-- Start AVAILABLE RECORDS --

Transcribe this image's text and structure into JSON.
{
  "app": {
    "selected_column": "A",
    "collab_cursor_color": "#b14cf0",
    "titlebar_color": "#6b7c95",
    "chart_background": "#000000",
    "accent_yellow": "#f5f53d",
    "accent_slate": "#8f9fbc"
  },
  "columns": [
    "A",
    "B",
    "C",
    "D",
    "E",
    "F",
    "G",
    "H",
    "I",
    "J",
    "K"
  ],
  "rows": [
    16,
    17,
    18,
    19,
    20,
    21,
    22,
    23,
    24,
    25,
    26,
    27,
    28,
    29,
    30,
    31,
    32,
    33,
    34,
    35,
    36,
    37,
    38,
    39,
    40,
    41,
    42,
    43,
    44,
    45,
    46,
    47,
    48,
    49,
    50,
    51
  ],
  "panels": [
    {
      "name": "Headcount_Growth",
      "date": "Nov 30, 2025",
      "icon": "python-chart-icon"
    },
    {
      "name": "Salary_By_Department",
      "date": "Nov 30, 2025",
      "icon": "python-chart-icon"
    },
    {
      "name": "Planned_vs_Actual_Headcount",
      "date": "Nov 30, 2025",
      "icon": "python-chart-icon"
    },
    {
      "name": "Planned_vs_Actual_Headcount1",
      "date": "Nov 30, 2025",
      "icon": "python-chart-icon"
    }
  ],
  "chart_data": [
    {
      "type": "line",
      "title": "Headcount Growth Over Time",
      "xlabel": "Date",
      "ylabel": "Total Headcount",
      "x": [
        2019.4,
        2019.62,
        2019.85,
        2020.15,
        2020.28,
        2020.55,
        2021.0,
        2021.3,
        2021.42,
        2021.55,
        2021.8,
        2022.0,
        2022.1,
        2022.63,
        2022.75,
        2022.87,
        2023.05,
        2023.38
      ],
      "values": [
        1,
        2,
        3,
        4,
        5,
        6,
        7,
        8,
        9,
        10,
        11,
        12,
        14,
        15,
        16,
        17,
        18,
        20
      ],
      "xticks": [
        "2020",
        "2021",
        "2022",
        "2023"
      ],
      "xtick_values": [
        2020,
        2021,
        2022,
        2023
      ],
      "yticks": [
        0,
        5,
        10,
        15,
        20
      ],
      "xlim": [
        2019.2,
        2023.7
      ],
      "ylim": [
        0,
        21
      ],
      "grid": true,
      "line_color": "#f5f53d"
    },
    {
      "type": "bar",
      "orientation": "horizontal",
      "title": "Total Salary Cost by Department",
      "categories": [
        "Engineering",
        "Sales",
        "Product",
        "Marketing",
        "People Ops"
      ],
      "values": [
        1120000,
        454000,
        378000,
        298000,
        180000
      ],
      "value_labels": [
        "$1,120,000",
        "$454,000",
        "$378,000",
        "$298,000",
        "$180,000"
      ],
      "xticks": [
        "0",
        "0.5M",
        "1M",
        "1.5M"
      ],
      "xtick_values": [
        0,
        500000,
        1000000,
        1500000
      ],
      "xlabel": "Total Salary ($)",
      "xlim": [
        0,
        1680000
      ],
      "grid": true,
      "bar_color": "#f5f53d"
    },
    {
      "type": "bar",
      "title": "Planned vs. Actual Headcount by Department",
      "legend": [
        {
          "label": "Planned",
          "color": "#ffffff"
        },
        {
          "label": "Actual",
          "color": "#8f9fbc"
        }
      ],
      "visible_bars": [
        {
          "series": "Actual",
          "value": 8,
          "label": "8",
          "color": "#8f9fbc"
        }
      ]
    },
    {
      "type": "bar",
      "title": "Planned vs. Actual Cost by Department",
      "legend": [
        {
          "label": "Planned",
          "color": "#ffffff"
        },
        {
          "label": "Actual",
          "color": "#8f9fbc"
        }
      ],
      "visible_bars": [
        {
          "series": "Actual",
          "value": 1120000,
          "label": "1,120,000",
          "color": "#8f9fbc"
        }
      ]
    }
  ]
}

-- End AVAILABLE RECORDS --

Count how many lines of the data include the word "name". Your reply should be that number alone.

4